Supplied data –
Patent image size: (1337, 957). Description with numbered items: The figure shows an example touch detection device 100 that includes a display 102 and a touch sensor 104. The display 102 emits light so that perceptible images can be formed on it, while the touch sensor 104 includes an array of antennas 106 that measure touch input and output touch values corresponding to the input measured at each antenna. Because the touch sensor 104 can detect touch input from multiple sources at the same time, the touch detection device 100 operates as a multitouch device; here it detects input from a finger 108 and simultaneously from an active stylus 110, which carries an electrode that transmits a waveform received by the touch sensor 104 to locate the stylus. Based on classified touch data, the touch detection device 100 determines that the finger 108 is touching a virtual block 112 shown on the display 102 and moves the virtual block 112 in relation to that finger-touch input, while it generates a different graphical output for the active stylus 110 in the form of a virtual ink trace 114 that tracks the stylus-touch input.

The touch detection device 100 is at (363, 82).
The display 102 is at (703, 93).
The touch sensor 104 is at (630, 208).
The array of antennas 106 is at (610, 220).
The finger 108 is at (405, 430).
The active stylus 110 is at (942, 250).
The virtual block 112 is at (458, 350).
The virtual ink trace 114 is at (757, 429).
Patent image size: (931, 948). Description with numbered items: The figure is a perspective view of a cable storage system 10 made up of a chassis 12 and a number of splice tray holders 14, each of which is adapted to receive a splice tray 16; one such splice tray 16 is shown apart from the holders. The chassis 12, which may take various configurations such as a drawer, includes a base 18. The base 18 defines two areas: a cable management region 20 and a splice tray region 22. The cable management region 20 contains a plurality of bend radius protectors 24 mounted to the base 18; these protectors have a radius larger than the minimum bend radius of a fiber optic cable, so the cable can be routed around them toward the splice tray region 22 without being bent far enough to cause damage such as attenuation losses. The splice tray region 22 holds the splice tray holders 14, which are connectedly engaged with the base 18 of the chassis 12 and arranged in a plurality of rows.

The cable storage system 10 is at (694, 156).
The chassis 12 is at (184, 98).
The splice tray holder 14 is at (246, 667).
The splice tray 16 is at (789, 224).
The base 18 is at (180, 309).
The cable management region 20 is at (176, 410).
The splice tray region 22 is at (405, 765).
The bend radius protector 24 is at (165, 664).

Work to do –
Can you recast the material above as a JSON list of strings, starting with the line that contains "Patent image size: (931, 948)." and going on through the end, with one string per line and blank lines left out?

Result of the exercise –
[
  "Patent image size: (931, 948). Description with numbered items: The figure is a perspective view of a cable storage system 10 made up of a chassis 12 and a number of splice tray holders 14, each of which is adapted to receive a splice tray 16; one such splice tray 16 is shown apart from the holders. The chassis 12, which may take various configurations such as a drawer, includes a base 18. The base 18 defines two areas: a cable management region 20 and a splice tray region 22. The cable management region 20 contains a plurality of bend radius protectors 24 mounted to the base 18; these protectors have a radius larger than the minimum bend radius of a fiber optic cable, so the cable can be routed around them toward the splice tray region 22 without being bent far enough to cause damage such as attenuation losses. The splice tray region 22 holds the splice tray holders 14, which are connectedly engaged with the base 18 of the chassis 12 and arranged in a plurality of rows.",
  "The cable storage system 10 is at (694, 156).",
  "The chassis 12 is at (184, 98).",
  "The splice tray holder 14 is at (246, 667).",
  "The splice tray 16 is at (789, 224).",
  "The base 18 is at (180, 309).",
  "The cable management region 20 is at (176, 410).",
  "The splice tray region 22 is at (405, 765).",
  "The bend radius protector 24 is at (165, 664)."
]